Print the stretch of the listing from its start through the line containing "observaciones-line: Observaciones: RECURSO", character for character.

----

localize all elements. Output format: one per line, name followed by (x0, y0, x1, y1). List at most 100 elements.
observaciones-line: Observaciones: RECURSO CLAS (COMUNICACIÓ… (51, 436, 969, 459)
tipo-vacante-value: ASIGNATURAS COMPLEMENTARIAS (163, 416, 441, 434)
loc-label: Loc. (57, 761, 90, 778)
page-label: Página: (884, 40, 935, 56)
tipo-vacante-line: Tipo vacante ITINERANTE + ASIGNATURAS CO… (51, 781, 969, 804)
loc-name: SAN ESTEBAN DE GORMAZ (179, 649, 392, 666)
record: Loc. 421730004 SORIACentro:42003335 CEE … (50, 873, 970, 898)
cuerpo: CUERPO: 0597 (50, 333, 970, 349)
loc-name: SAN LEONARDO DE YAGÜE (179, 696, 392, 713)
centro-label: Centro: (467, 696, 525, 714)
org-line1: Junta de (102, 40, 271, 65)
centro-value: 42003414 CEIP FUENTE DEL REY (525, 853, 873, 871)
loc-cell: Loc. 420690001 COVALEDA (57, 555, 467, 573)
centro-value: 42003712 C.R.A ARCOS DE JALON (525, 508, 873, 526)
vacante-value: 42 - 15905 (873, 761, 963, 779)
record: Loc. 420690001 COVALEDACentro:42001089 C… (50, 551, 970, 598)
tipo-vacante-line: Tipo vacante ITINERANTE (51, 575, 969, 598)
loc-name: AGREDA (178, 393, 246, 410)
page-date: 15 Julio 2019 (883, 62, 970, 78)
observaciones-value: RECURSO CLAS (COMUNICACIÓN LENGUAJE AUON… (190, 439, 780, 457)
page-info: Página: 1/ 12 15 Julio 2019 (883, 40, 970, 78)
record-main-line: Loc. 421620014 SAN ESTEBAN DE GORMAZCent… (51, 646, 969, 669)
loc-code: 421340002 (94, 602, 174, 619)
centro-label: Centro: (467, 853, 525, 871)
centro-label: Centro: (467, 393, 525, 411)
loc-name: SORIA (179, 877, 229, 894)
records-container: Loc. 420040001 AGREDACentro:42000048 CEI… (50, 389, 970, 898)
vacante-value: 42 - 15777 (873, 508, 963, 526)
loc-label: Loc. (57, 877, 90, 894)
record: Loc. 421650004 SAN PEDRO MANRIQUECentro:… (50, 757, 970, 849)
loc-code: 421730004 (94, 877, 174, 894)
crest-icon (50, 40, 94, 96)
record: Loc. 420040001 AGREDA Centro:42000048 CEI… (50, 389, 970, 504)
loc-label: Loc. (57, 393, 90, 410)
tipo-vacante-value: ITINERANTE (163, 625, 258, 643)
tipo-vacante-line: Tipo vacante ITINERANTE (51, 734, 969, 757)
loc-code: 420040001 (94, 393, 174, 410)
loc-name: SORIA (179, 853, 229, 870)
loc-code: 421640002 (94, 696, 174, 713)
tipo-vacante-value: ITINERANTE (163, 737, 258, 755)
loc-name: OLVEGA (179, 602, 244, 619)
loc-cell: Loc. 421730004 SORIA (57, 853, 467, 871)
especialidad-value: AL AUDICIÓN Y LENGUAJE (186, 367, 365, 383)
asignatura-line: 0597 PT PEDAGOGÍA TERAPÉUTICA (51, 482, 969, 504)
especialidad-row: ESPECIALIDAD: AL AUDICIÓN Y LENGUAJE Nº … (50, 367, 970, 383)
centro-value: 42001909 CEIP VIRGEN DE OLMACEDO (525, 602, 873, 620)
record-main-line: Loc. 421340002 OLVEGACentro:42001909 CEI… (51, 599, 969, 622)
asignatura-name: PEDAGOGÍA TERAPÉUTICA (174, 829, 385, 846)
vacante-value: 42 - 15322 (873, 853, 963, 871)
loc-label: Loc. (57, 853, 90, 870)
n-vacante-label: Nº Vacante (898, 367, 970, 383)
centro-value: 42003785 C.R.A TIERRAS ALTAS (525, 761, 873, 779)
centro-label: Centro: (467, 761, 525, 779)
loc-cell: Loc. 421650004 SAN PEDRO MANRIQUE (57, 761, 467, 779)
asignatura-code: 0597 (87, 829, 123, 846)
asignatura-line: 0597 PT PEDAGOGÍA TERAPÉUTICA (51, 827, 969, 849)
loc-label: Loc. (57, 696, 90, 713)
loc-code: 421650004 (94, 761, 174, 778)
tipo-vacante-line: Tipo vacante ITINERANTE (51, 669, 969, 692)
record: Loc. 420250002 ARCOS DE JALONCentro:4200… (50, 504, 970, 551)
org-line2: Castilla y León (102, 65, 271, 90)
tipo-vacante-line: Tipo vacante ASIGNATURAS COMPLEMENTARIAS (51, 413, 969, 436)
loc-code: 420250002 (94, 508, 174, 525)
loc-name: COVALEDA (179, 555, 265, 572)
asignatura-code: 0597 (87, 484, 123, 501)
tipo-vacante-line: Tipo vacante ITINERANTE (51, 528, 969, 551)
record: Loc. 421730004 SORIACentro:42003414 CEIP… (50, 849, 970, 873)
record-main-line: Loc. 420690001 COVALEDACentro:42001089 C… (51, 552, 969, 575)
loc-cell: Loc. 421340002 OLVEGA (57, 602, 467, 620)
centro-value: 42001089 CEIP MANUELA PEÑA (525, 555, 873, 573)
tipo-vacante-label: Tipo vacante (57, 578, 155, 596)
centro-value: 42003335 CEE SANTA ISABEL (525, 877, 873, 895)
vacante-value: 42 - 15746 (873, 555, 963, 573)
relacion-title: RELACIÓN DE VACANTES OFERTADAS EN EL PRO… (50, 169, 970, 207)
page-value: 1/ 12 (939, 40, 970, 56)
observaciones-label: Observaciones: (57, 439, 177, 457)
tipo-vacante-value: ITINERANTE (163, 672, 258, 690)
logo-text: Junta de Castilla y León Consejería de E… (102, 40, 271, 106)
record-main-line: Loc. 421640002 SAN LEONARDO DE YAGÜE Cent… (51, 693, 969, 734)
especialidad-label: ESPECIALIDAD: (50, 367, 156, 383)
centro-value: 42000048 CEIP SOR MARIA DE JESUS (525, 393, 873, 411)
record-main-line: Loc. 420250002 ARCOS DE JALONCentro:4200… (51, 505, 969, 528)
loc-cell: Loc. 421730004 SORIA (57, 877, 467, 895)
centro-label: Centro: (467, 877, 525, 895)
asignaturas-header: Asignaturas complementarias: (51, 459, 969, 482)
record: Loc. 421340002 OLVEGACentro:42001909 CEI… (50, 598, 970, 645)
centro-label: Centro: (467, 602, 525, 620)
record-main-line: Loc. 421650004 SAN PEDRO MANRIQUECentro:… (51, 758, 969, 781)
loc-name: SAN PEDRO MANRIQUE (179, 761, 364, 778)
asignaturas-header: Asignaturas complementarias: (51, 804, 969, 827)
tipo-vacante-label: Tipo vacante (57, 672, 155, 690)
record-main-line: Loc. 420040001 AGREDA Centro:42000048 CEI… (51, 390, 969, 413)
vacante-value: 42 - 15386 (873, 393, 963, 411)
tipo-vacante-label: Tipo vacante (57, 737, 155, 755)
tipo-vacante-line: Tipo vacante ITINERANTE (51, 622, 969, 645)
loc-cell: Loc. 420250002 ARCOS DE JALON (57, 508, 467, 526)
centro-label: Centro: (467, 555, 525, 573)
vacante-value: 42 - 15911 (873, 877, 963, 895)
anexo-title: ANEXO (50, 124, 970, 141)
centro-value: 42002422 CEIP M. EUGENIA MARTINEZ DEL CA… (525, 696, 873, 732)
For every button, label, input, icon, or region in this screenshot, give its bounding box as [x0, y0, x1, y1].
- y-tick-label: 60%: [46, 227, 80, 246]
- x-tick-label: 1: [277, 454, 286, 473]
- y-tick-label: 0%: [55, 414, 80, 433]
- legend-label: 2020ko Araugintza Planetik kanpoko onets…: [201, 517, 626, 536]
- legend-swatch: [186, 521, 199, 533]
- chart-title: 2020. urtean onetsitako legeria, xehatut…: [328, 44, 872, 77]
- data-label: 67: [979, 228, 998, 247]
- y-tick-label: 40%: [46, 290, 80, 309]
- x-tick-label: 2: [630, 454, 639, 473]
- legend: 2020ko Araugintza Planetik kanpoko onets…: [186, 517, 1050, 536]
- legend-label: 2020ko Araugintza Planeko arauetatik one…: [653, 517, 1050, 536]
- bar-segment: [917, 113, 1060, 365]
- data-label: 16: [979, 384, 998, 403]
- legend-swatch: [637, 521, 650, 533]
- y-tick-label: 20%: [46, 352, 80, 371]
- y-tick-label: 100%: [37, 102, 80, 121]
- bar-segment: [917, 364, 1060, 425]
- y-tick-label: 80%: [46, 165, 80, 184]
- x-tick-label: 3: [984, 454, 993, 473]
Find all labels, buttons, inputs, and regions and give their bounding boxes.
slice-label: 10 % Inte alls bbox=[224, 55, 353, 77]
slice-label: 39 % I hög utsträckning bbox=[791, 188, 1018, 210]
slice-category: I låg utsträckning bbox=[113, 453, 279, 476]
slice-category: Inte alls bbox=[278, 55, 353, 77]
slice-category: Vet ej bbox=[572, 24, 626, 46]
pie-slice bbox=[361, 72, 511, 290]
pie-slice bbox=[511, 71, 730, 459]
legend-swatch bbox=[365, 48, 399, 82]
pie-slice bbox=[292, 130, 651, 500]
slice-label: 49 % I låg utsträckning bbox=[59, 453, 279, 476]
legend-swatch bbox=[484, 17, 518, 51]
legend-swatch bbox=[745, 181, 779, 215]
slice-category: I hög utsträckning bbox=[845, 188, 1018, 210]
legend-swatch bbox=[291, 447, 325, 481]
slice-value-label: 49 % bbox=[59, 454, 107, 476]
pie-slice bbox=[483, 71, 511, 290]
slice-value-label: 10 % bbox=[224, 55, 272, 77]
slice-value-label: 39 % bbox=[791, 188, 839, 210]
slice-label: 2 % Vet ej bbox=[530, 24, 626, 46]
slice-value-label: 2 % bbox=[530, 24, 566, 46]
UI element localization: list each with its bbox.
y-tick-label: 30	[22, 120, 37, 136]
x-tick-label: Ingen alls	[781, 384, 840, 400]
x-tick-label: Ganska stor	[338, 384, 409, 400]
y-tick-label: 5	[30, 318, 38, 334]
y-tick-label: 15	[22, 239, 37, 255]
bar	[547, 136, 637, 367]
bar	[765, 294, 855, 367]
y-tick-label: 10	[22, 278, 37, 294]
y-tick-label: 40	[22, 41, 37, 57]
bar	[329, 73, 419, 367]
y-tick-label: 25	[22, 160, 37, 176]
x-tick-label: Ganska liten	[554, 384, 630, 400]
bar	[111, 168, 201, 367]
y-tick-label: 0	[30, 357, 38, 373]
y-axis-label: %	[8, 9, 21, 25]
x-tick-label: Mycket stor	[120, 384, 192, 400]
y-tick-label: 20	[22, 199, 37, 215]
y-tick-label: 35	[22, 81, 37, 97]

----

## Completed exercise
localize all elements. Output format: one per line, name followed by (x0, y0, x1, y1). List at most 100 elements.
observaciones-line: Observaciones: RECURSO CLAS (COMUNICACIÓ… (51, 436, 969, 459)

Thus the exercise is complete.